--- INFORMATION SUPPLIED ---
----
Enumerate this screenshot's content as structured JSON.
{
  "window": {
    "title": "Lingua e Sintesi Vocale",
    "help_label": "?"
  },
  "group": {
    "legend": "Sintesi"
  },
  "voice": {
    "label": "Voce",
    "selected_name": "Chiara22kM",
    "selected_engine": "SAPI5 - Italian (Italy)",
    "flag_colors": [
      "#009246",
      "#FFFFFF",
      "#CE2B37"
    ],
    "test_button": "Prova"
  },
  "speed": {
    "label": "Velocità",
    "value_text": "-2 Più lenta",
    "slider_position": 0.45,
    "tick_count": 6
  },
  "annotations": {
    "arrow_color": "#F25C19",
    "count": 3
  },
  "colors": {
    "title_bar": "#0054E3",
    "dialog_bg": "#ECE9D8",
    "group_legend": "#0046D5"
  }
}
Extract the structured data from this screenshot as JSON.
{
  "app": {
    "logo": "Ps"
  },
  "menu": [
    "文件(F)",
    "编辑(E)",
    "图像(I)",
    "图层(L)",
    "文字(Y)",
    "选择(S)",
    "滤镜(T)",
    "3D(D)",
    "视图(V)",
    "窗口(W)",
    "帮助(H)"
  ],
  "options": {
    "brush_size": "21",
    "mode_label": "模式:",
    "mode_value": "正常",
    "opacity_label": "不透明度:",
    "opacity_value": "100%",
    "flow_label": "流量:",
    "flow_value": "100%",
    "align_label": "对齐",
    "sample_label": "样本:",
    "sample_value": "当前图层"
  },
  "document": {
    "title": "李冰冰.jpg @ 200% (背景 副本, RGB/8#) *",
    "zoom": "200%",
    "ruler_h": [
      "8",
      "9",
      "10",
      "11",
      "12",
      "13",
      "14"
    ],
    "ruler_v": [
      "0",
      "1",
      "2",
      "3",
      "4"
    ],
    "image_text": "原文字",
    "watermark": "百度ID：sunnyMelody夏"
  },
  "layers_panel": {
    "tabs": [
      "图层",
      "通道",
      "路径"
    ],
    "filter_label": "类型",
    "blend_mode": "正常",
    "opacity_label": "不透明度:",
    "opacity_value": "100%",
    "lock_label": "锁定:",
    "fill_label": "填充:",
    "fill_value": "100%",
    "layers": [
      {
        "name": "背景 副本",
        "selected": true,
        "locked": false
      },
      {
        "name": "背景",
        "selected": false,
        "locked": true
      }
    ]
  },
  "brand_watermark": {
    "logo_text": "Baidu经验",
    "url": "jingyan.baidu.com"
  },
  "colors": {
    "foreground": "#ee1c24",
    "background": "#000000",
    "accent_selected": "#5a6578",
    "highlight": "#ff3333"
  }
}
----
--- TASK INSTRUCTIONS ---
Restate each of the entries above verbatim.

--- TASK SOLUTION ---
Enumerate this screenshot's content as structured JSON.
{
  "window": {
    "title": "Lingua e Sintesi Vocale",
    "help_label": "?"
  },
  "group": {
    "legend": "Sintesi"
  },
  "voice": {
    "label": "Voce",
    "selected_name": "Chiara22kM",
    "selected_engine": "SAPI5 - Italian (Italy)",
    "flag_colors": [
      "#009246",
      "#FFFFFF",
      "#CE2B37"
    ],
    "test_button": "Prova"
  },
  "speed": {
    "label": "Velocità",
    "value_text": "-2 Più lenta",
    "slider_position": 0.45,
    "tick_count": 6
  },
  "annotations": {
    "arrow_color": "#F25C19",
    "count": 3
  },
  "colors": {
    "title_bar": "#0054E3",
    "dialog_bg": "#ECE9D8",
    "group_legend": "#0046D5"
  }
}
Extract the structured data from this screenshot as JSON.
{
  "app": {
    "logo": "Ps"
  },
  "menu": [
    "文件(F)",
    "编辑(E)",
    "图像(I)",
    "图层(L)",
    "文字(Y)",
    "选择(S)",
    "滤镜(T)",
    "3D(D)",
    "视图(V)",
    "窗口(W)",
    "帮助(H)"
  ],
  "options": {
    "brush_size": "21",
    "mode_label": "模式:",
    "mode_value": "正常",
    "opacity_label": "不透明度:",
    "opacity_value": "100%",
    "flow_label": "流量:",
    "flow_value": "100%",
    "align_label": "对齐",
    "sample_label": "样本:",
    "sample_value": "当前图层"
  },
  "document": {
    "title": "李冰冰.jpg @ 200% (背景 副本, RGB/8#) *",
    "zoom": "200%",
    "ruler_h": [
      "8",
      "9",
      "10",
      "11",
      "12",
      "13",
      "14"
    ],
    "ruler_v": [
      "0",
      "1",
      "2",
      "3",
      "4"
    ],
    "image_text": "原文字",
    "watermark": "百度ID：sunnyMelody夏"
  },
  "layers_panel": {
    "tabs": [
      "图层",
      "通道",
      "路径"
    ],
    "filter_label": "类型",
    "blend_mode": "正常",
    "opacity_label": "不透明度:",
    "opacity_value": "100%",
    "lock_label": "锁定:",
    "fill_label": "填充:",
    "fill_value": "100%",
    "layers": [
      {
        "name": "背景 副本",
        "selected": true,
        "locked": false
      },
      {
        "name": "背景",
        "selected": false,
        "locked": true
      }
    ]
  },
  "brand_watermark": {
    "logo_text": "Baidu经验",
    "url": "jingyan.baidu.com"
  },
  "colors": {
    "foreground": "#ee1c24",
    "background": "#000000",
    "accent_selected": "#5a6578",
    "highlight": "#ff3333"
  }
}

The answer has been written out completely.